## Given instruction
Reproduce the data in its entirety, exactly as supplied.

## Data for this task
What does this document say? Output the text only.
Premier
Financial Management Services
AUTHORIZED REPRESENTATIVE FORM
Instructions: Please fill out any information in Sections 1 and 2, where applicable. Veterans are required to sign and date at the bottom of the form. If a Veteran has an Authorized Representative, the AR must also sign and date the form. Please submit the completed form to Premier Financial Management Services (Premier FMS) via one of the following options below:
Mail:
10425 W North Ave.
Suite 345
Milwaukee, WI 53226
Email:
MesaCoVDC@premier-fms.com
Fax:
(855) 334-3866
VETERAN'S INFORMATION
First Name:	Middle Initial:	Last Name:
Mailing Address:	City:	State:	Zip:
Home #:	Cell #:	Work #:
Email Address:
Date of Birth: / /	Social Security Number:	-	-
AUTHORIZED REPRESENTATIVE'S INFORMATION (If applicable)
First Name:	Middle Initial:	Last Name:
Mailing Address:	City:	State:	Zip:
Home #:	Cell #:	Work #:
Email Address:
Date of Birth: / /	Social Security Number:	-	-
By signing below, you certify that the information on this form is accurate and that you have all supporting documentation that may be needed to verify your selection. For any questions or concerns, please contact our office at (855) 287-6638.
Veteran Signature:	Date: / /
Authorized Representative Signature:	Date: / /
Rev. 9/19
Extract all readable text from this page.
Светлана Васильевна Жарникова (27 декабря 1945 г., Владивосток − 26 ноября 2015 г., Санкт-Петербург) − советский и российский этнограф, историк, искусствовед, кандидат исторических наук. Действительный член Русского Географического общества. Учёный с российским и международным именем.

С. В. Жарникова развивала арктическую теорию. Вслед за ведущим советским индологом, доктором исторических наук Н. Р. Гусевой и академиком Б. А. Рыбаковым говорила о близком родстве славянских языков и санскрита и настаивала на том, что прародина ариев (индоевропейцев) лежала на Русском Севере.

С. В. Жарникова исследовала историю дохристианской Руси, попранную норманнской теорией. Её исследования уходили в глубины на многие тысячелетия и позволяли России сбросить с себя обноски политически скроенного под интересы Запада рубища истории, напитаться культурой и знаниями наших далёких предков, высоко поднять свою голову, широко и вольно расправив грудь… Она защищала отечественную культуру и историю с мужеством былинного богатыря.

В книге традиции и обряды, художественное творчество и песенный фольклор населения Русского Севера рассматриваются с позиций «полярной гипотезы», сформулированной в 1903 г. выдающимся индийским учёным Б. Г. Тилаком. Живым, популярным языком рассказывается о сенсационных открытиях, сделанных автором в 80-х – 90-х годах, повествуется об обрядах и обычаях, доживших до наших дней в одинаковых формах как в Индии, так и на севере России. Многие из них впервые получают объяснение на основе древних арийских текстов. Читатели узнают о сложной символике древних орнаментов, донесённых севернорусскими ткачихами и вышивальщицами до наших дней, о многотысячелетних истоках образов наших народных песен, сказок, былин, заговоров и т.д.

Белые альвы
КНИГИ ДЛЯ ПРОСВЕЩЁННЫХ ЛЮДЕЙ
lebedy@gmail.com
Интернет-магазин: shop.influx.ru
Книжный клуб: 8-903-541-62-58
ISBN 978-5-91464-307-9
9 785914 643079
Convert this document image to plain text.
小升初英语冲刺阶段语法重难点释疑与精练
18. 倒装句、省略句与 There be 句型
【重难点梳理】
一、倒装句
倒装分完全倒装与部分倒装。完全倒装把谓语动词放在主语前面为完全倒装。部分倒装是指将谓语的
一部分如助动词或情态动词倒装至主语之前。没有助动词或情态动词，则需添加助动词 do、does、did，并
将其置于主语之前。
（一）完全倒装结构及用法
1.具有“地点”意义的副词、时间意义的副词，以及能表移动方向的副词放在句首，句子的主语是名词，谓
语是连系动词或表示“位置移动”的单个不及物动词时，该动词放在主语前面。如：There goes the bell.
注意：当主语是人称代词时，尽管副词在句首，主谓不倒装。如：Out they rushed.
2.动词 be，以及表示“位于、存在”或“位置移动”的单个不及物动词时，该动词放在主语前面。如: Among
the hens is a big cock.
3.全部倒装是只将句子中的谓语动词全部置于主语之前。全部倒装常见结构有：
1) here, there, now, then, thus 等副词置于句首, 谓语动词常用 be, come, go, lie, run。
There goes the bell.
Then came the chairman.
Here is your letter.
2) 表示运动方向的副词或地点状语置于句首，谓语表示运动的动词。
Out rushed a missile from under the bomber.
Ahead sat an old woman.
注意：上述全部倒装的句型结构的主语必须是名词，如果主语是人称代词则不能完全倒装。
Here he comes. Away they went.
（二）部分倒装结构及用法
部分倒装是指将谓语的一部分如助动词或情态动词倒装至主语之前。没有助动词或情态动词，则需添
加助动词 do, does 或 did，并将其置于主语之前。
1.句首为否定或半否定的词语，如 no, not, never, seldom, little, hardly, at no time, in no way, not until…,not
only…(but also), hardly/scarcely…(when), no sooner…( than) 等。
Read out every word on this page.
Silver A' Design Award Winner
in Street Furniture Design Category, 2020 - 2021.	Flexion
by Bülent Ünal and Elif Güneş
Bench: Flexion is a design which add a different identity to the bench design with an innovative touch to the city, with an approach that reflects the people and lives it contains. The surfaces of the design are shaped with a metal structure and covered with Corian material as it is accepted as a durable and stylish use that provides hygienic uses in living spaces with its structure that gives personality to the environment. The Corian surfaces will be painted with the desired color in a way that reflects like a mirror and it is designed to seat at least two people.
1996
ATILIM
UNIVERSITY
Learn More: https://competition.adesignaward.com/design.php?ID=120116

## Written response
What does this document say? Output the text only.
Premier
Financial Management Services
AUTHORIZED REPRESENTATIVE FORM
Instructions: Please fill out any information in Sections 1 and 2, where applicable. Veterans are required to sign and date at the bottom of the form. If a Veteran has an Authorized Representative, the AR must also sign and date the form. Please submit the completed form to Premier Financial Management Services (Premier FMS) via one of the following options below:
Mail:
10425 W North Ave.
Suite 345
Milwaukee, WI 53226
Email:
MesaCoVDC@premier-fms.com
Fax:
(855) 334-3866
VETERAN'S INFORMATION
First Name:	Middle Initial:	Last Name:
Mailing Address:	City:	State:	Zip:
Home #:	Cell #:	Work #:
Email Address:
Date of Birth: / /	Social Security Number:	-	-
AUTHORIZED REPRESENTATIVE'S INFORMATION (If applicable)
First Name:	Middle Initial:	Last Name:
Mailing Address:	City:	State:	Zip:
Home #:	Cell #:	Work #:
Email Address:
Date of Birth: / /	Social Security Number:	-	-
By signing below, you certify that the information on this form is accurate and that you have all supporting documentation that may be needed to verify your selection. For any questions or concerns, please contact our office at (855) 287-6638.
Veteran Signature:	Date: / /
Authorized Representative Signature:	Date: / /
Rev. 9/19
Extract all readable text from this page.
Светлана Васильевна Жарникова (27 декабря 1945 г., Владивосток − 26 ноября 2015 г., Санкт-Петербург) − советский и российский этнограф, историк, искусствовед, кандидат исторических наук. Действительный член Русского Географического общества. Учёный с российским и международным именем.

С. В. Жарникова развивала арктическую теорию. Вслед за ведущим советским индологом, доктором исторических наук Н. Р. Гусевой и академиком Б. А. Рыбаковым говорила о близком родстве славянских языков и санскрита и настаивала на том, что прародина ариев (индоевропейцев) лежала на Русском Севере.

С. В. Жарникова исследовала историю дохристианской Руси, попранную норманнской теорией. Её исследования уходили в глубины на многие тысячелетия и позволяли России сбросить с себя обноски политически скроенного под интересы Запада рубища истории, напитаться культурой и знаниями наших далёких предков, высоко поднять свою голову, широко и вольно расправив грудь… Она защищала отечественную культуру и историю с мужеством былинного богатыря.

В книге традиции и обряды, художественное творчество и песенный фольклор населения Русского Севера рассматриваются с позиций «полярной гипотезы», сформулированной в 1903 г. выдающимся индийским учёным Б. Г. Тилаком. Живым, популярным языком рассказывается о сенсационных открытиях, сделанных автором в 80-х – 90-х годах, повествуется об обрядах и обычаях, доживших до наших дней в одинаковых формах как в Индии, так и на севере России. Многие из них впервые получают объяснение на основе древних арийских текстов. Читатели узнают о сложной символике древних орнаментов, донесённых севернорусскими ткачихами и вышивальщицами до наших дней, о многотысячелетних истоках образов наших народных песен, сказок, былин, заговоров и т.д.

Белые альвы
КНИГИ ДЛЯ ПРОСВЕЩЁННЫХ ЛЮДЕЙ
lebedy@gmail.com
Интернет-магазин: shop.influx.ru
Книжный клуб: 8-903-541-62-58
ISBN 978-5-91464-307-9
9 785914 643079
Convert this document image to plain text.
小升初英语冲刺阶段语法重难点释疑与精练
18. 倒装句、省略句与 There be 句型
【重难点梳理】
一、倒装句
倒装分完全倒装与部分倒装。完全倒装把谓语动词放在主语前面为完全倒装。部分倒装是指将谓语的
一部分如助动词或情态动词倒装至主语之前。没有助动词或情态动词，则需添加助动词 do、does、did，并
将其置于主语之前。
（一）完全倒装结构及用法
1.具有“地点”意义的副词、时间意义的副词，以及能表移动方向的副词放在句首，句子的主语是名词，谓
语是连系动词或表示“位置移动”的单个不及物动词时，该动词放在主语前面。如：There goes the bell.
注意：当主语是人称代词时，尽管副词在句首，主谓不倒装。如：Out they rushed.
2.动词 be，以及表示“位于、存在”或“位置移动”的单个不及物动词时，该动词放在主语前面。如: Among
the hens is a big cock.
3.全部倒装是只将句子中的谓语动词全部置于主语之前。全部倒装常见结构有：
1) here, there, now, then, thus 等副词置于句首, 谓语动词常用 be, come, go, lie, run。
There goes the bell.
Then came the chairman.
Here is your letter.
2) 表示运动方向的副词或地点状语置于句首，谓语表示运动的动词。
Out rushed a missile from under the bomber.
Ahead sat an old woman.
注意：上述全部倒装的句型结构的主语必须是名词，如果主语是人称代词则不能完全倒装。
Here he comes. Away they went.
（二）部分倒装结构及用法
部分倒装是指将谓语的一部分如助动词或情态动词倒装至主语之前。没有助动词或情态动词，则需添
加助动词 do, does 或 did，并将其置于主语之前。
1.句首为否定或半否定的词语，如 no, not, never, seldom, little, hardly, at no time, in no way, not until…,not
only…(but also), hardly/scarcely…(when), no sooner…( than) 等。
Read out every word on this page.
Silver A' Design Award Winner
in Street Furniture Design Category, 2020 - 2021.	Flexion
by Bülent Ünal and Elif Güneş
Bench: Flexion is a design which add a different identity to the bench design with an innovative touch to the city, with an approach that reflects the people and lives it contains. The surfaces of the design are shaped with a metal structure and covered with Corian material as it is accepted as a durable and stylish use that provides hygienic uses in living spaces with its structure that gives personality to the environment. The Corian surfaces will be painted with the desired color in a way that reflects like a mirror and it is designed to seat at least two people.
1996
ATILIM
UNIVERSITY
Learn More: https://competition.adesignaward.com/design.php?ID=120116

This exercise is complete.